## TASK DATA
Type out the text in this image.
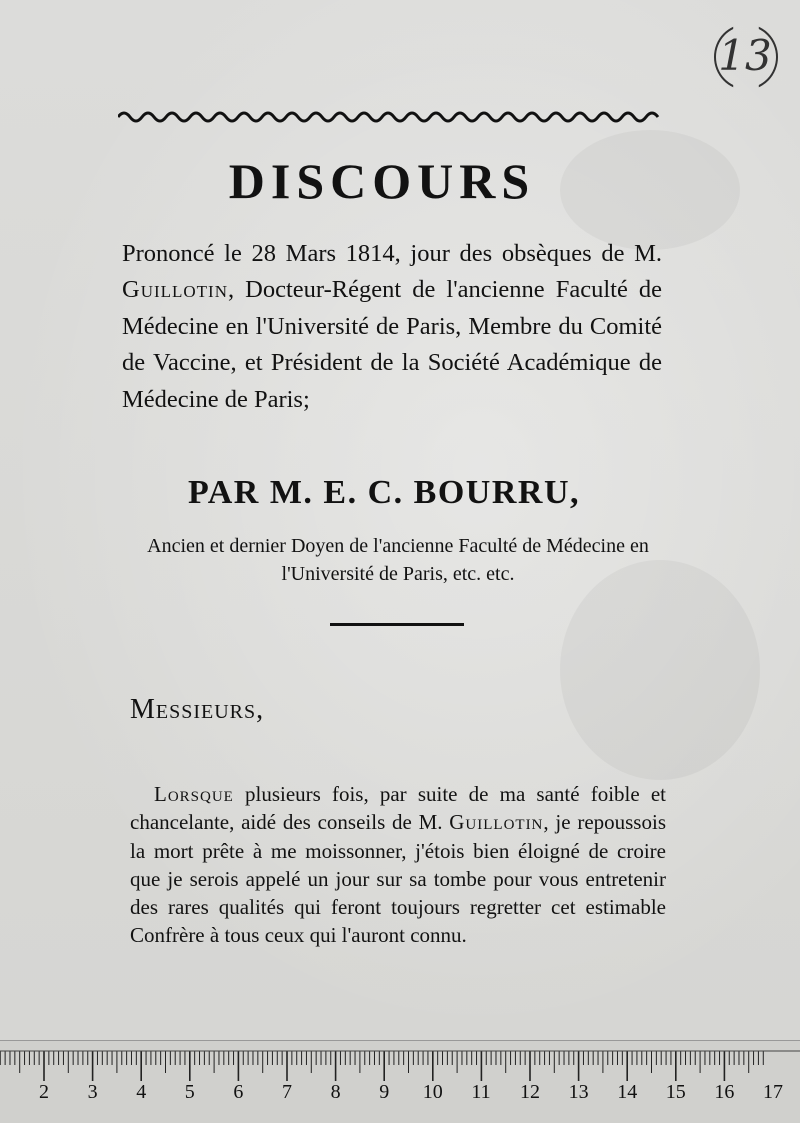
13
DISCOURS
Prononcé le 28 Mars 1814, jour des obsèques de M. Guillotin, Docteur-Régent de l'ancienne Faculté de Médecine en l'Université de Paris, Membre du Comité de Vaccine, et Président de la Société Académique de Médecine de Paris;
PAR M. E. C. BOURRU,
Ancien et dernier Doyen de l'ancienne Faculté de Médecine en l'Université de Paris, etc. etc.
Messieurs,
Lorsque plusieurs fois, par suite de ma santé foible et chancelante, aidé des conseils de M. Guillotin, je repoussois la mort prête à me moissonner, j'étois bien éloigné de croire que je serois appelé un jour sur sa tombe pour vous entretenir des rares qualités qui feront toujours regretter cet estimable Confrère à tous ceux qui l'auront connu.
2 3 4 5 6 7 8 9 10 11 12 13 14 15 16 17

## WHAT IS ASKED
Restate the whole of the material word for word without the pictures.

## ANSWER FOR THIS EXERCISE
Type out the text in this image.
13
DISCOURS
Prononcé le 28 Mars 1814, jour des obsèques de M. Guillotin, Docteur-Régent de l'ancienne Faculté de Médecine en l'Université de Paris, Membre du Comité de Vaccine, et Président de la Société Académique de Médecine de Paris;
PAR M. E. C. BOURRU,
Ancien et dernier Doyen de l'ancienne Faculté de Médecine en l'Université de Paris, etc. etc.
Messieurs,
Lorsque plusieurs fois, par suite de ma santé foible et chancelante, aidé des conseils de M. Guillotin, je repoussois la mort prête à me moissonner, j'étois bien éloigné de croire que je serois appelé un jour sur sa tombe pour vous entretenir des rares qualités qui feront toujours regretter cet estimable Confrère à tous ceux qui l'auront connu.
2 3 4 5 6 7 8 9 10 11 12 13 14 15 16 17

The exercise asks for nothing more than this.